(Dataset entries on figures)
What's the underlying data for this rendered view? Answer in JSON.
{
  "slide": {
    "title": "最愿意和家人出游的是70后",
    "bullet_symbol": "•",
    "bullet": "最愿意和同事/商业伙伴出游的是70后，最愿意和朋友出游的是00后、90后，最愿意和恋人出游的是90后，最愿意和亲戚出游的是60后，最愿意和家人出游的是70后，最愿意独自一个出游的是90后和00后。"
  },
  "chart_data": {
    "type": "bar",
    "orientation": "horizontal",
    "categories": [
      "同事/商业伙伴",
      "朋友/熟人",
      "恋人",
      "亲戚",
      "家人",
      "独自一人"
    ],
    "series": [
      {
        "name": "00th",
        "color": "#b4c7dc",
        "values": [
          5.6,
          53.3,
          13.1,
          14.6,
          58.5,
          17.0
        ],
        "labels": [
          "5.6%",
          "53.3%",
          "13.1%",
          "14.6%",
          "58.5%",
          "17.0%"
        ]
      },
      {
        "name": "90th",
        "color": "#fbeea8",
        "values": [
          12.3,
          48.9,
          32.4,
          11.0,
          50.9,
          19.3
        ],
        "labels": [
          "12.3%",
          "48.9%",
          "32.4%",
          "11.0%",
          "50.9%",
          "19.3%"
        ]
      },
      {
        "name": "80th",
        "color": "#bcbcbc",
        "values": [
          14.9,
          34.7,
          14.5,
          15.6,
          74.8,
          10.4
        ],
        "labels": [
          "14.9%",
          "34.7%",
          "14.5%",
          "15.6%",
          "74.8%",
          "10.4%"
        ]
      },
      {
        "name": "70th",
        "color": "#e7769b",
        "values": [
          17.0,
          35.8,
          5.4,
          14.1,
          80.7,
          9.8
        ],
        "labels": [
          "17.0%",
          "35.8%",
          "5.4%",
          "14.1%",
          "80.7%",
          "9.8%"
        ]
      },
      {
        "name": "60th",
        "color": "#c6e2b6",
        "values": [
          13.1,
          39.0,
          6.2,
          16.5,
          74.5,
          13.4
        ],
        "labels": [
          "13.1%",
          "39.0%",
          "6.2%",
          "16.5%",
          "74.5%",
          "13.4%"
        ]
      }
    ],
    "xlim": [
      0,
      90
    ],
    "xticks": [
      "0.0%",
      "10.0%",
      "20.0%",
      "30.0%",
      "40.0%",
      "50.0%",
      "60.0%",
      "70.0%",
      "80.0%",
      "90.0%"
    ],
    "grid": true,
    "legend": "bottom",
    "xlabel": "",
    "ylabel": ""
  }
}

# What this task involves
Show every line in the records above that contains the word "color".

# Exercise output
        "color": "#b4c7dc",
        "color": "#fbeea8",
        "color": "#bcbcbc",
        "color": "#e7769b",
        "color": "#c6e2b6",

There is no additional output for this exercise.